### Requirement
Count how many lines of the material below have the word "Shutdown" and give only the number.

━━━ Record list ━━━

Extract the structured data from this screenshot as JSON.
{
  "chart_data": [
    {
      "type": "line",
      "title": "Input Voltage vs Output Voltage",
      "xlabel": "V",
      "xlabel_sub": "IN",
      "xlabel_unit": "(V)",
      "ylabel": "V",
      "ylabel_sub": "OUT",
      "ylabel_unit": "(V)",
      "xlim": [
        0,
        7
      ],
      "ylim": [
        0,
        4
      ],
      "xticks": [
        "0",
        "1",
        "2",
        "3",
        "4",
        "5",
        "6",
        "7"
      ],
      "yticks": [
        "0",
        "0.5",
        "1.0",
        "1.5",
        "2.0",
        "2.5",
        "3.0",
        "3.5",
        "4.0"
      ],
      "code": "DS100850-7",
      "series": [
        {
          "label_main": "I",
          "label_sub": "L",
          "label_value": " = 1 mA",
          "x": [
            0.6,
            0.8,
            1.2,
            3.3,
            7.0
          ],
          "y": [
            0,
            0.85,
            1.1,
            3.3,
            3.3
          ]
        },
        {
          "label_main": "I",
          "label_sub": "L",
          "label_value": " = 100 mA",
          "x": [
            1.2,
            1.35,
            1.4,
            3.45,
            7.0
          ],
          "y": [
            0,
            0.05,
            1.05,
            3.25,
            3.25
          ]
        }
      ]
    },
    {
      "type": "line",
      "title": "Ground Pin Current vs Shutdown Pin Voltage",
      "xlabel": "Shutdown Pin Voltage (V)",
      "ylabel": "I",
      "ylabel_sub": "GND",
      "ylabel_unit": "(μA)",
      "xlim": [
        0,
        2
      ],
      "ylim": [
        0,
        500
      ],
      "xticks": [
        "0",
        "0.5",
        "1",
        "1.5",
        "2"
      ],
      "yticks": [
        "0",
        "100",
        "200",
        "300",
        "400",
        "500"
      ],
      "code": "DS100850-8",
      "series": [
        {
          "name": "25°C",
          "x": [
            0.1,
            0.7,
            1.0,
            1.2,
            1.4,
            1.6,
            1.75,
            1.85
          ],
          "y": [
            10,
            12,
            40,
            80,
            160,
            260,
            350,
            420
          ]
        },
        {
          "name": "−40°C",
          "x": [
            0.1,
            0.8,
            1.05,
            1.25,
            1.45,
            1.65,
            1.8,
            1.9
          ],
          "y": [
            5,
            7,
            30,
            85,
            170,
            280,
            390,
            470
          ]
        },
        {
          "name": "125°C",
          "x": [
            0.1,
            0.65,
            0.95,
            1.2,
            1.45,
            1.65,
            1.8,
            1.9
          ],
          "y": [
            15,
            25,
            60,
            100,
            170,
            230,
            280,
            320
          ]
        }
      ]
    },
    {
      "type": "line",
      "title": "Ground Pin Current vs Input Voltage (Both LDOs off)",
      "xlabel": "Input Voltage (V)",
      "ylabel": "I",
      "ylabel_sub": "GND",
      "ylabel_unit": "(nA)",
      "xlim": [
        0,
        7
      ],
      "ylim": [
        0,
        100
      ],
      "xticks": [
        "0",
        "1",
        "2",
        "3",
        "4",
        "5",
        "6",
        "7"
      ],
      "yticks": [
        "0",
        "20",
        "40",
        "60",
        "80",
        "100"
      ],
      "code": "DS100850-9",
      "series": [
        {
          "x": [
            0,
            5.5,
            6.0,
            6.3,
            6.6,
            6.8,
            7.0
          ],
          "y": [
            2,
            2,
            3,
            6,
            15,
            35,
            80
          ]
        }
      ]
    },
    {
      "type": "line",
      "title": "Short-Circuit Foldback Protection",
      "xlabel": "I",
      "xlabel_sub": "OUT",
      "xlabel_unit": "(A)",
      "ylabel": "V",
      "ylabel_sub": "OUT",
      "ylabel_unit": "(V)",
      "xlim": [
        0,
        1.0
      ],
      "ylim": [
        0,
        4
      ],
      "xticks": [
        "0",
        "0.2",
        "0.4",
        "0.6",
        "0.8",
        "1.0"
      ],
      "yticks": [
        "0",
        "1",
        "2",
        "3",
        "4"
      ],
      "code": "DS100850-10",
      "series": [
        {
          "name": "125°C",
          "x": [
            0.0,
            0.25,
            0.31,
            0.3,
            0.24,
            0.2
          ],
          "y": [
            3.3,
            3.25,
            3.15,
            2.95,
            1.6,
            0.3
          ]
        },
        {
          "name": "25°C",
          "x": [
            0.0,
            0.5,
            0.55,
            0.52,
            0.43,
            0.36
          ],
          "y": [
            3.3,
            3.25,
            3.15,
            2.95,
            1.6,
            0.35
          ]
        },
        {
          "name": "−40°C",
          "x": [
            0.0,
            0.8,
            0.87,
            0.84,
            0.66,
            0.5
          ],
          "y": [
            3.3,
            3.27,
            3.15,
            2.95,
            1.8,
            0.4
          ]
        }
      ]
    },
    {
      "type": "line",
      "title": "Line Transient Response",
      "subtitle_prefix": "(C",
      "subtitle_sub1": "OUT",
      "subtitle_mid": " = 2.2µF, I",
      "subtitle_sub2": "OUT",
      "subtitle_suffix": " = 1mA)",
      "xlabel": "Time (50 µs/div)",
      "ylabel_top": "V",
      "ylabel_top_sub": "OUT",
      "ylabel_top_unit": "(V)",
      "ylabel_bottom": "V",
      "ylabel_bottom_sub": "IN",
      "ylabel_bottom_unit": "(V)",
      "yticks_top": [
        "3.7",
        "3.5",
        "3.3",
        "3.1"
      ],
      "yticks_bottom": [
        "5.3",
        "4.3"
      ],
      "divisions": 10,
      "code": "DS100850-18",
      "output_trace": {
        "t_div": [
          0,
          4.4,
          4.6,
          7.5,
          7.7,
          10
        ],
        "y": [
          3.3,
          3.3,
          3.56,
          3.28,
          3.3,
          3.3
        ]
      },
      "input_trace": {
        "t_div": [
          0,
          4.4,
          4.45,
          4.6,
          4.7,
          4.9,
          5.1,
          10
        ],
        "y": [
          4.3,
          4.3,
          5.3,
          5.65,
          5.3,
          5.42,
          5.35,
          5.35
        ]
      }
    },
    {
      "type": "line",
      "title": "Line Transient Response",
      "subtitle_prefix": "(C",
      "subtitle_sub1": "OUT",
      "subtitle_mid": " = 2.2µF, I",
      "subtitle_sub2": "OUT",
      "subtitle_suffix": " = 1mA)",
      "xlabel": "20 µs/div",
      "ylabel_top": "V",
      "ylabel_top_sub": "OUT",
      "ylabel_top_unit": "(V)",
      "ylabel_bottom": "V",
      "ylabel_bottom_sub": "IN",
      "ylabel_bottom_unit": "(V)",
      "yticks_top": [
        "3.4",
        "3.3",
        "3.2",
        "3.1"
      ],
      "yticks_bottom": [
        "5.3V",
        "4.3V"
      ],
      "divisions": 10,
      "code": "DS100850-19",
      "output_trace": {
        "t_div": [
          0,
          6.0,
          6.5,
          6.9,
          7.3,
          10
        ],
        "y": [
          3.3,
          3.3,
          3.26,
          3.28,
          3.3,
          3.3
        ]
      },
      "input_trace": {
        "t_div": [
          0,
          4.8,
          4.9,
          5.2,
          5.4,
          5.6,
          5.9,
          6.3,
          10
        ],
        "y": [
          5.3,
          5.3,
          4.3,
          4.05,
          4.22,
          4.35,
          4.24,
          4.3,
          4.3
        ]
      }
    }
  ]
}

━━━

### Full solution
2